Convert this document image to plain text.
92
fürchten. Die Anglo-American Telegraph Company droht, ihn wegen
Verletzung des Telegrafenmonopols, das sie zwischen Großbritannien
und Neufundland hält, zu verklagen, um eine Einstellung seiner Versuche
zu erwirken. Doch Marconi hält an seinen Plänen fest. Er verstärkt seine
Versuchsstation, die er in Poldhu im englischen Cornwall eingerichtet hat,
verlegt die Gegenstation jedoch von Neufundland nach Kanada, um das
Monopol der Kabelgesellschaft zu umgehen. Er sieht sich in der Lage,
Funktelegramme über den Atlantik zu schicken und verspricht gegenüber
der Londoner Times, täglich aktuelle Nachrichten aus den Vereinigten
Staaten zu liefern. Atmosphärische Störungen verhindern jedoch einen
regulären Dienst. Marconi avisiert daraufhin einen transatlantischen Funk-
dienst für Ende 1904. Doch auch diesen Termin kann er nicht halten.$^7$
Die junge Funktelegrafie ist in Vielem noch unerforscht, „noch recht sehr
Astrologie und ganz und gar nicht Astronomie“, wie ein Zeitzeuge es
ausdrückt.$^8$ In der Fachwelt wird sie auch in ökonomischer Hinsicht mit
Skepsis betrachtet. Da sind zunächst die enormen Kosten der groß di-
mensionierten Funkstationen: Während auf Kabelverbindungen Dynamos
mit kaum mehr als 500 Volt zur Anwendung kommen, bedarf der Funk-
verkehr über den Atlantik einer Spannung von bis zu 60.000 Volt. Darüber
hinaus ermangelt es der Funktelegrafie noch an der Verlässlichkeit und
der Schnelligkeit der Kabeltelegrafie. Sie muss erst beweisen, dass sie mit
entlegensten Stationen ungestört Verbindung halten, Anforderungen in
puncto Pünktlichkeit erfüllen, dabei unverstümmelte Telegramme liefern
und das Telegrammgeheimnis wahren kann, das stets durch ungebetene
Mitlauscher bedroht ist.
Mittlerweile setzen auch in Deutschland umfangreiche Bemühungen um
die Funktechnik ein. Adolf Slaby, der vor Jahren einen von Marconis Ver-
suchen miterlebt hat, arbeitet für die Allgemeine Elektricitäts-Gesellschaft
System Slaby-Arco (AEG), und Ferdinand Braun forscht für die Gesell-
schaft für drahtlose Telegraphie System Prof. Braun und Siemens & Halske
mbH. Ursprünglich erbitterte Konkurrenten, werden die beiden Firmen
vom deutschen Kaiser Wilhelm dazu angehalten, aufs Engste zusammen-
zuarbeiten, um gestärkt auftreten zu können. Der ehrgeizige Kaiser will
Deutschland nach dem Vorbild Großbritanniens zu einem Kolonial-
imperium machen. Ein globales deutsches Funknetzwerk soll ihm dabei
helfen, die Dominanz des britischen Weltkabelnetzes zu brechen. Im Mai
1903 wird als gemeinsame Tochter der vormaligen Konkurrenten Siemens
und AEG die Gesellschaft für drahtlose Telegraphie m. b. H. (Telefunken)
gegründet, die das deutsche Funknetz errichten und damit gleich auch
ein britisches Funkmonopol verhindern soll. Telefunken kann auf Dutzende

####################

Task prompt
Give all the entries again exactly; leave none out.

Written solution
Convert this document image to plain text.
92
fürchten. Die Anglo-American Telegraph Company droht, ihn wegen
Verletzung des Telegrafenmonopols, das sie zwischen Großbritannien
und Neufundland hält, zu verklagen, um eine Einstellung seiner Versuche
zu erwirken. Doch Marconi hält an seinen Plänen fest. Er verstärkt seine
Versuchsstation, die er in Poldhu im englischen Cornwall eingerichtet hat,
verlegt die Gegenstation jedoch von Neufundland nach Kanada, um das
Monopol der Kabelgesellschaft zu umgehen. Er sieht sich in der Lage,
Funktelegramme über den Atlantik zu schicken und verspricht gegenüber
der Londoner Times, täglich aktuelle Nachrichten aus den Vereinigten
Staaten zu liefern. Atmosphärische Störungen verhindern jedoch einen
regulären Dienst. Marconi avisiert daraufhin einen transatlantischen Funk-
dienst für Ende 1904. Doch auch diesen Termin kann er nicht halten.$^7$
Die junge Funktelegrafie ist in Vielem noch unerforscht, „noch recht sehr
Astrologie und ganz und gar nicht Astronomie“, wie ein Zeitzeuge es
ausdrückt.$^8$ In der Fachwelt wird sie auch in ökonomischer Hinsicht mit
Skepsis betrachtet. Da sind zunächst die enormen Kosten der groß di-
mensionierten Funkstationen: Während auf Kabelverbindungen Dynamos
mit kaum mehr als 500 Volt zur Anwendung kommen, bedarf der Funk-
verkehr über den Atlantik einer Spannung von bis zu 60.000 Volt. Darüber
hinaus ermangelt es der Funktelegrafie noch an der Verlässlichkeit und
der Schnelligkeit der Kabeltelegrafie. Sie muss erst beweisen, dass sie mit
entlegensten Stationen ungestört Verbindung halten, Anforderungen in
puncto Pünktlichkeit erfüllen, dabei unverstümmelte Telegramme liefern
und das Telegrammgeheimnis wahren kann, das stets durch ungebetene
Mitlauscher bedroht ist.
Mittlerweile setzen auch in Deutschland umfangreiche Bemühungen um
die Funktechnik ein. Adolf Slaby, der vor Jahren einen von Marconis Ver-
suchen miterlebt hat, arbeitet für die Allgemeine Elektricitäts-Gesellschaft
System Slaby-Arco (AEG), und Ferdinand Braun forscht für die Gesell-
schaft für drahtlose Telegraphie System Prof. Braun und Siemens & Halske
mbH. Ursprünglich erbitterte Konkurrenten, werden die beiden Firmen
vom deutschen Kaiser Wilhelm dazu angehalten, aufs Engste zusammen-
zuarbeiten, um gestärkt auftreten zu können. Der ehrgeizige Kaiser will
Deutschland nach dem Vorbild Großbritanniens zu einem Kolonial-
imperium machen. Ein globales deutsches Funknetzwerk soll ihm dabei
helfen, die Dominanz des britischen Weltkabelnetzes zu brechen. Im Mai
1903 wird als gemeinsame Tochter der vormaligen Konkurrenten Siemens
und AEG die Gesellschaft für drahtlose Telegraphie m. b. H. (Telefunken)
gegründet, die das deutsche Funknetz errichten und damit gleich auch
ein britisches Funkmonopol verhindern soll. Telefunken kann auf Dutzende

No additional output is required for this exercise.